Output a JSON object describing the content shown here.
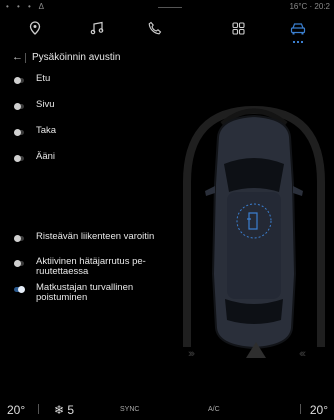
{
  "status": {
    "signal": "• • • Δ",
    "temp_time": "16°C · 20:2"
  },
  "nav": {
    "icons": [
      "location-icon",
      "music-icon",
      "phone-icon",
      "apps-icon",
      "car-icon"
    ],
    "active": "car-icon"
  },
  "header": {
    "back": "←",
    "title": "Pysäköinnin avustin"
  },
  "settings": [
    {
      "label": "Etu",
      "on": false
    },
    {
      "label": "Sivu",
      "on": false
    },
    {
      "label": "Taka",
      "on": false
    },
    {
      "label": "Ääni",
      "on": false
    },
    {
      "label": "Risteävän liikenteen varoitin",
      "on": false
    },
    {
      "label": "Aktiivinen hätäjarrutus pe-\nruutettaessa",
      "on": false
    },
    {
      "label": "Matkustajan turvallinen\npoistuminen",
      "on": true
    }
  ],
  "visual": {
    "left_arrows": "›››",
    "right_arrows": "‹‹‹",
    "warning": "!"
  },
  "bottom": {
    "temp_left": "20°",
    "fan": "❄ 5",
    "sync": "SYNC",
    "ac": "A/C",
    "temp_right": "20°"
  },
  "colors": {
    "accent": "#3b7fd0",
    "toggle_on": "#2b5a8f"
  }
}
..............................
What you have to do: Every line above should be returned word for word, with the pictures left behind.

Output for this exercise:
Output a JSON object describing the content shown here.
{
  "status": {
    "signal": "• • • Δ",
    "temp_time": "16°C · 20:2"
  },
  "nav": {
    "icons": [
      "location-icon",
      "music-icon",
      "phone-icon",
      "apps-icon",
      "car-icon"
    ],
    "active": "car-icon"
  },
  "header": {
    "back": "←",
    "title": "Pysäköinnin avustin"
  },
  "settings": [
    {
      "label": "Etu",
      "on": false
    },
    {
      "label": "Sivu",
      "on": false
    },
    {
      "label": "Taka",
      "on": false
    },
    {
      "label": "Ääni",
      "on": false
    },
    {
      "label": "Risteävän liikenteen varoitin",
      "on": false
    },
    {
      "label": "Aktiivinen hätäjarrutus pe-\nruutettaessa",
      "on": false
    },
    {
      "label": "Matkustajan turvallinen\npoistuminen",
      "on": true
    }
  ],
  "visual": {
    "left_arrows": "›››",
    "right_arrows": "‹‹‹",
    "warning": "!"
  },
  "bottom": {
    "temp_left": "20°",
    "fan": "❄ 5",
    "sync": "SYNC",
    "ac": "A/C",
    "temp_right": "20°"
  },
  "colors": {
    "accent": "#3b7fd0",
    "toggle_on": "#2b5a8f"
  }
}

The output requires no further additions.